What the task asks →
List all lines of the data that include the string "this".

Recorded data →
+ + + +

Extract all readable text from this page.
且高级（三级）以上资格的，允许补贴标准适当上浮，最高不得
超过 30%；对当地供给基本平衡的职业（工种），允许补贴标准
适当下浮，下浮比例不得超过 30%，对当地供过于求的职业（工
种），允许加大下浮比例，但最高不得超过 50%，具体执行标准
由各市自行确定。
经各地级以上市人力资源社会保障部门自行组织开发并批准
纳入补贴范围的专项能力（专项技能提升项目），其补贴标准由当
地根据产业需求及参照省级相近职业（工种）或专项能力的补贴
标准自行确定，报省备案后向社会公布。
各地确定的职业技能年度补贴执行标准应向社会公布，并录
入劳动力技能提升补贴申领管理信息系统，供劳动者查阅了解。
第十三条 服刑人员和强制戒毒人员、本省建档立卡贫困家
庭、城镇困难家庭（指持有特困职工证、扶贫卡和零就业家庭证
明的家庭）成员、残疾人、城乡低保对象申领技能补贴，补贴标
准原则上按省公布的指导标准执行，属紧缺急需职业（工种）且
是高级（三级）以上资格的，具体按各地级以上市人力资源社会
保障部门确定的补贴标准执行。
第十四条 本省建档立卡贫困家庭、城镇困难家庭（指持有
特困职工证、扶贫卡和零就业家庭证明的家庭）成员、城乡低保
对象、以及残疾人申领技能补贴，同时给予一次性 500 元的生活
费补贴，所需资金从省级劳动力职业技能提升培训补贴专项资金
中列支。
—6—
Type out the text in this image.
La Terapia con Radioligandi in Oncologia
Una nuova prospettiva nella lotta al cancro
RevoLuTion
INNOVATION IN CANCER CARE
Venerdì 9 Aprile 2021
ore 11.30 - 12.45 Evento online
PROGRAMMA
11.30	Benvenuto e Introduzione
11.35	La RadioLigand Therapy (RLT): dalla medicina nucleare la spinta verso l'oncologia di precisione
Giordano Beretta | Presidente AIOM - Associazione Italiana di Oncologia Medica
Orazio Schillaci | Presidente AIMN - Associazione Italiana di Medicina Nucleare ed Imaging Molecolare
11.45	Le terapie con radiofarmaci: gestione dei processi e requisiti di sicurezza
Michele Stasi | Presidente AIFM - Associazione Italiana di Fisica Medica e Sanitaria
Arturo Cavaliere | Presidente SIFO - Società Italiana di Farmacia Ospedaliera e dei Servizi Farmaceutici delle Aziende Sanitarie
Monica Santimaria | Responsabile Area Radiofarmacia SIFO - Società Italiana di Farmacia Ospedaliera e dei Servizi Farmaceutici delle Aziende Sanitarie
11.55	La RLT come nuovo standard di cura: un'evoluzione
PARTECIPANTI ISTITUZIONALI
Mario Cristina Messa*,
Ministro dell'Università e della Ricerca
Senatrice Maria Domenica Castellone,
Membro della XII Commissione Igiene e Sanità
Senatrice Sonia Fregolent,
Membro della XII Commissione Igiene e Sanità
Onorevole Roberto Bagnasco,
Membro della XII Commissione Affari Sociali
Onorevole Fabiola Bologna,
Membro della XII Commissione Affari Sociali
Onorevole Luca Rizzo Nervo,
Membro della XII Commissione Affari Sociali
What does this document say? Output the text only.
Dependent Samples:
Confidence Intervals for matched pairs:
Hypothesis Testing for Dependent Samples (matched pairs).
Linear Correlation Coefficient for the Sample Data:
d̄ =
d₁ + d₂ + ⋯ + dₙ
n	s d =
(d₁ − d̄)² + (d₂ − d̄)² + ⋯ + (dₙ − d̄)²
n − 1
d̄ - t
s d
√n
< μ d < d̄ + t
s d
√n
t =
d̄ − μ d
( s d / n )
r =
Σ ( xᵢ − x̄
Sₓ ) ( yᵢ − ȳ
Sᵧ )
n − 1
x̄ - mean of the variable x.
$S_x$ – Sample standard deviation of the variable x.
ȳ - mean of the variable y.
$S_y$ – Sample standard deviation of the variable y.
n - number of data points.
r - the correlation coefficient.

+ + + +

Completed task →
Extract all readable text from this page.
Type out the text in this image.
What does this document say? Output the text only.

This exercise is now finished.